Repeat the listing that follows, character for character, minus the pictures.

Stored data:
★ ★ ★

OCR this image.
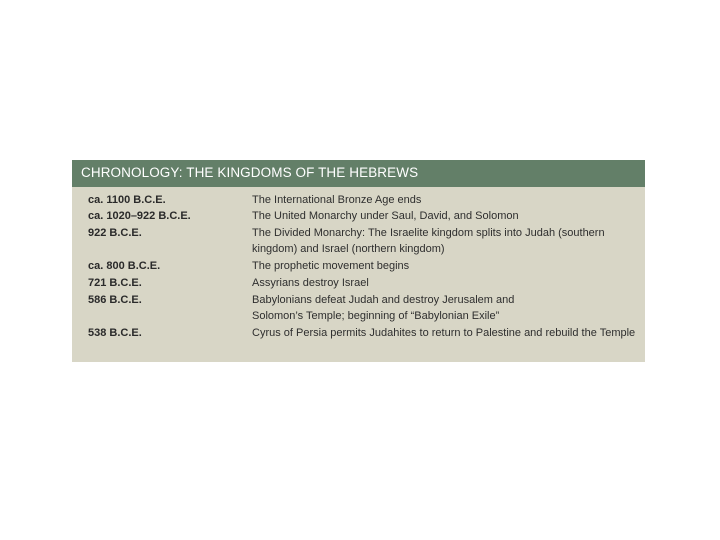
CHRONOLOGY: THE KINGDOMS OF THE HEBREWS
ca. 1100 B.C.E.	The International Bronze Age ends
ca. 1020–922 B.C.E.	The United Monarchy under Saul, David, and Solomon
922 B.C.E.	The Divided Monarchy: The Israelite kingdom splits into Judah (southern kingdom) and Israel (northern kingdom)
ca. 800 B.C.E.	The prophetic movement begins
721 B.C.E.	Assyrians destroy Israel
586 B.C.E.	Babylonians defeat Judah and destroy Jerusalem and Solomon’s Temple; beginning of “Babylonian Exile”
538 B.C.E.	Cyrus of Persia permits Judahites to return to Palestine and rebuild the Temple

★ ★ ★

Correct response >>
OCR this image.
CHRONOLOGY: THE KINGDOMS OF THE HEBREWS
ca. 1100 B.C.E.	The International Bronze Age ends
ca. 1020–922 B.C.E.	The United Monarchy under Saul, David, and Solomon
922 B.C.E.	The Divided Monarchy: The Israelite kingdom splits into Judah (southern kingdom) and Israel (northern kingdom)
ca. 800 B.C.E.	The prophetic movement begins
721 B.C.E.	Assyrians destroy Israel
586 B.C.E.	Babylonians defeat Judah and destroy Jerusalem and Solomon’s Temple; beginning of “Babylonian Exile”
538 B.C.E.	Cyrus of Persia permits Judahites to return to Palestine and rebuild the Temple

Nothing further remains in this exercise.